> _What needs to be done_
Omit the pictures and return every entry exactly as written.

> _Record excerpts_
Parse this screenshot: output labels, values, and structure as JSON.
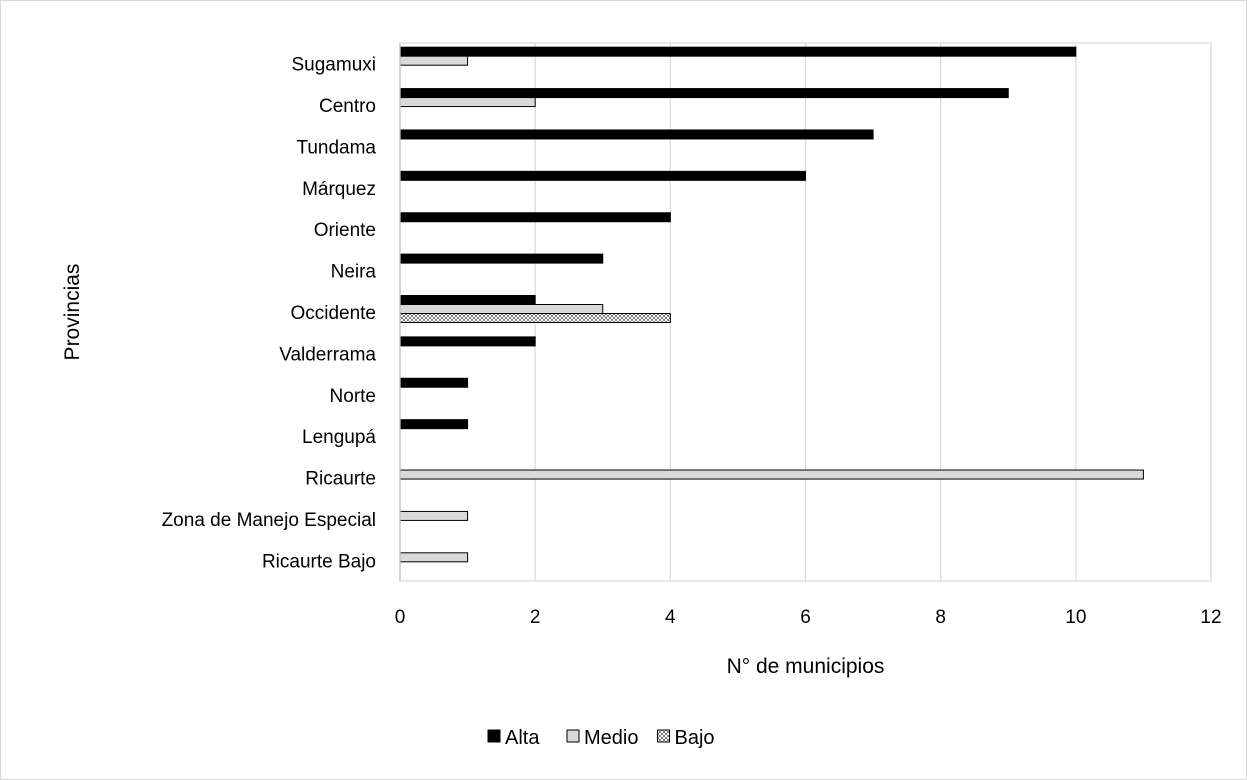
{
  "chart_data": {
    "type": "bar",
    "orientation": "horizontal",
    "xlabel": "N° de municipios",
    "ylabel": "Provincias",
    "xlim": [
      0,
      12
    ],
    "xticks": [
      0,
      2,
      4,
      6,
      8,
      10,
      12
    ],
    "grid": "vertical",
    "legend_position": "bottom",
    "categories": [
      "Sugamuxi",
      "Centro",
      "Tundama",
      "Márquez",
      "Oriente",
      "Neira",
      "Occidente",
      "Valderrama",
      "Norte",
      "Lengupá",
      "Ricaurte",
      "Zona de Manejo Especial",
      "Ricaurte Bajo"
    ],
    "series": [
      {
        "name": "Alta",
        "color": "#000000",
        "pattern": "solid",
        "values": [
          10,
          9,
          7,
          6,
          4,
          3,
          2,
          2,
          1,
          1,
          0,
          0,
          0
        ]
      },
      {
        "name": "Medio",
        "color": "#d9d9d9",
        "pattern": "solid",
        "values": [
          1,
          2,
          0,
          0,
          0,
          0,
          3,
          0,
          0,
          0,
          11,
          1,
          1
        ]
      },
      {
        "name": "Bajo",
        "color": "#ffffff",
        "pattern": "dotted",
        "values": [
          0,
          0,
          0,
          0,
          0,
          0,
          4,
          0,
          0,
          0,
          0,
          0,
          0
        ]
      }
    ]
  }
}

> _Result of the task_
Parse this screenshot: output labels, values, and structure as JSON.
{
  "chart_data": {
    "type": "bar",
    "orientation": "horizontal",
    "xlabel": "N° de municipios",
    "ylabel": "Provincias",
    "xlim": [
      0,
      12
    ],
    "xticks": [
      0,
      2,
      4,
      6,
      8,
      10,
      12
    ],
    "grid": "vertical",
    "legend_position": "bottom",
    "categories": [
      "Sugamuxi",
      "Centro",
      "Tundama",
      "Márquez",
      "Oriente",
      "Neira",
      "Occidente",
      "Valderrama",
      "Norte",
      "Lengupá",
      "Ricaurte",
      "Zona de Manejo Especial",
      "Ricaurte Bajo"
    ],
    "series": [
      {
        "name": "Alta",
        "color": "#000000",
        "pattern": "solid",
        "values": [
          10,
          9,
          7,
          6,
          4,
          3,
          2,
          2,
          1,
          1,
          0,
          0,
          0
        ]
      },
      {
        "name": "Medio",
        "color": "#d9d9d9",
        "pattern": "solid",
        "values": [
          1,
          2,
          0,
          0,
          0,
          0,
          3,
          0,
          0,
          0,
          11,
          1,
          1
        ]
      },
      {
        "name": "Bajo",
        "color": "#ffffff",
        "pattern": "dotted",
        "values": [
          0,
          0,
          0,
          0,
          0,
          0,
          4,
          0,
          0,
          0,
          0,
          0,
          0
        ]
      }
    ]
  }
}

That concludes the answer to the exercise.